▸ Lines of data:
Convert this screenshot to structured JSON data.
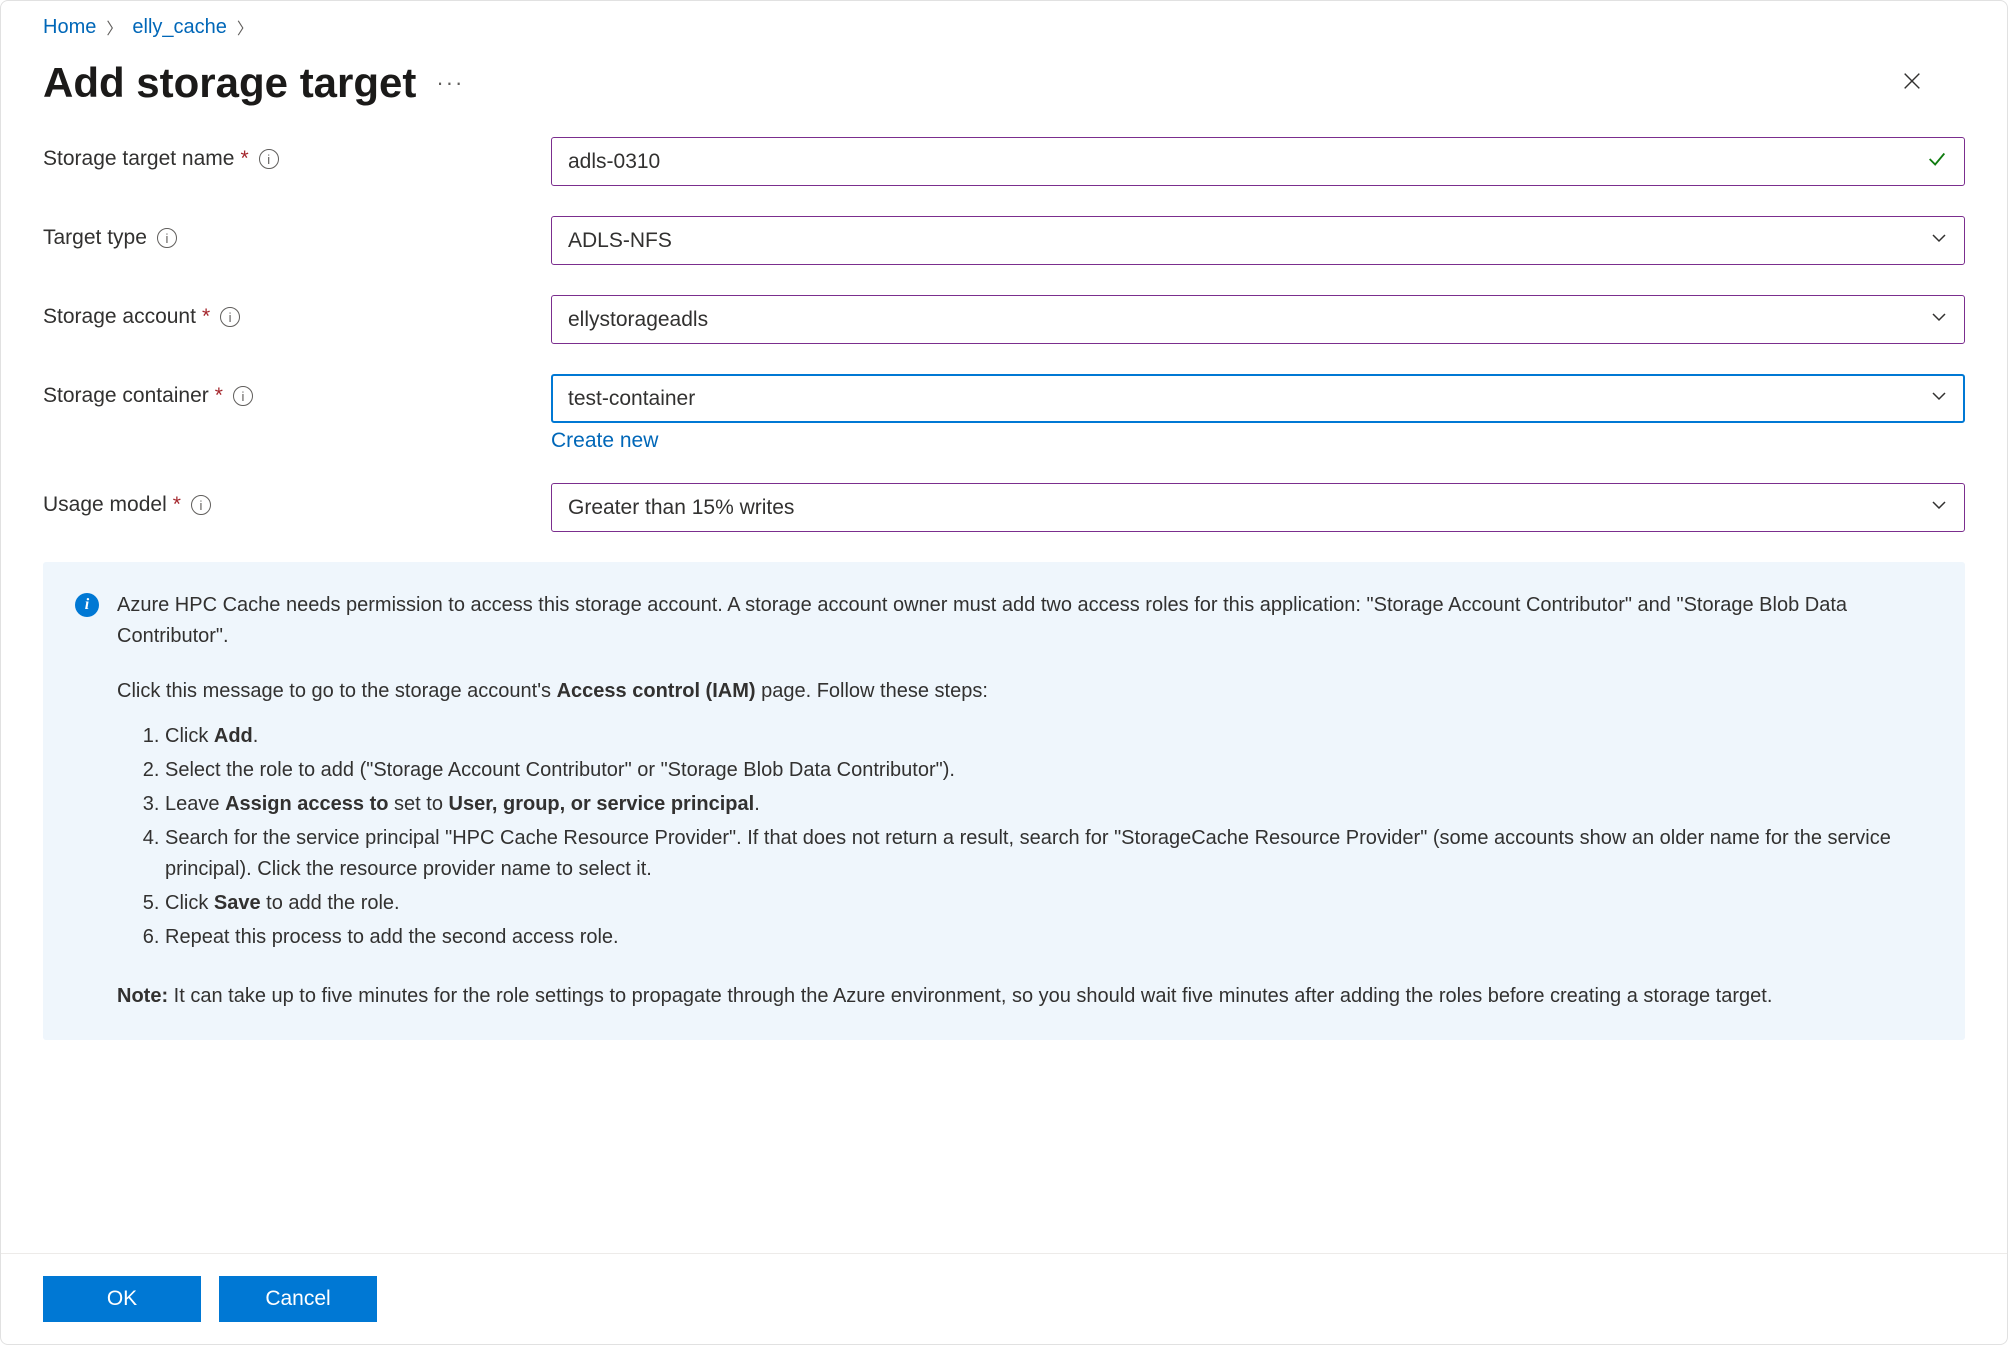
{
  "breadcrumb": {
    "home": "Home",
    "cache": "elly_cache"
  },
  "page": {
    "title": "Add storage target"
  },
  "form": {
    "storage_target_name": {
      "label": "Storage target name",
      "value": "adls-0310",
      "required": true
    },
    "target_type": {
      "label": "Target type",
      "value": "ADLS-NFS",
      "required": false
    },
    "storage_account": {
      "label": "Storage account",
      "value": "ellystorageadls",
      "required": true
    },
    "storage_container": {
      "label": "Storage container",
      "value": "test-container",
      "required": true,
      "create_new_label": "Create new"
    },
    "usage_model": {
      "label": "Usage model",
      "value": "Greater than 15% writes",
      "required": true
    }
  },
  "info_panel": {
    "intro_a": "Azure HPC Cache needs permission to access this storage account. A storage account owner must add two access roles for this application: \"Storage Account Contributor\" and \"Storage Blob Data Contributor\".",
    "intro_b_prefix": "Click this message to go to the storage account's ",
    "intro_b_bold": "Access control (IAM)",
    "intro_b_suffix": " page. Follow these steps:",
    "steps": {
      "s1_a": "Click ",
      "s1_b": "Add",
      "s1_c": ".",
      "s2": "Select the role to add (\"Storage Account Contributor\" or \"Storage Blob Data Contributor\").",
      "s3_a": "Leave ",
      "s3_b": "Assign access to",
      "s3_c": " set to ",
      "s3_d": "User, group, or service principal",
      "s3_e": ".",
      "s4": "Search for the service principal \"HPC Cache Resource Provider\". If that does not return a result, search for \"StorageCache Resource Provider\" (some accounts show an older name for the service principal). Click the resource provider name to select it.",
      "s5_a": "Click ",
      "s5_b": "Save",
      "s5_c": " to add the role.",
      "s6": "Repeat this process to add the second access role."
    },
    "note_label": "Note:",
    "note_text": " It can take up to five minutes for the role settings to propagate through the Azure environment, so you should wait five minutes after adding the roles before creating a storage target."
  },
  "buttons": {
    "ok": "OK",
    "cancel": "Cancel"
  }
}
==
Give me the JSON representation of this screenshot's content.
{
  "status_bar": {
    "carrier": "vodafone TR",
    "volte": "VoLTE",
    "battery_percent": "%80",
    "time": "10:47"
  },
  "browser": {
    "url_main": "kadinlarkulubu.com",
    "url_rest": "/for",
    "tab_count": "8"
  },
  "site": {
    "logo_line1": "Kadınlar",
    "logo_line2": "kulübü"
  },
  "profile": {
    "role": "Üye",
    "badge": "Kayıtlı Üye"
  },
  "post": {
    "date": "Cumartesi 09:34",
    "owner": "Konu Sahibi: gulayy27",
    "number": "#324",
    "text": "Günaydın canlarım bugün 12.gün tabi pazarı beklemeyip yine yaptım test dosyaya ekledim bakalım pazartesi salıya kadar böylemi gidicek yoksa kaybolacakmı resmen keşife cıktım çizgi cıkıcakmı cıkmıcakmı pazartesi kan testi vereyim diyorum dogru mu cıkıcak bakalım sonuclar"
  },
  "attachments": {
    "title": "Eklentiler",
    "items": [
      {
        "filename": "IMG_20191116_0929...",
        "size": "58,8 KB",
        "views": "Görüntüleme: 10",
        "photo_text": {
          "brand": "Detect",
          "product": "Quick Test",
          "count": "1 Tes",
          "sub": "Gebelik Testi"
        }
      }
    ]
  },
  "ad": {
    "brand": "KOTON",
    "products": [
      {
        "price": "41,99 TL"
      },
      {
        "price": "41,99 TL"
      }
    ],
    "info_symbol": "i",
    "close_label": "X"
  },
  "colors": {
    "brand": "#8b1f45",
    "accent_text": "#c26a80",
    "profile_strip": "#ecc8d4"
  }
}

▸ What needs to be done: Where a line above includes "Blob", copy that line.

▸ Task answer:
    "intro_a": "Azure HPC Cache needs permission to access this storage account. A storage account owner must add two access roles for this application: \"Storage Account Contributor\" and \"Storage Blob Data Contributor\".",
      "s2": "Select the role to add (\"Storage Account Contributor\" or \"Storage Blob Data Contributor\").",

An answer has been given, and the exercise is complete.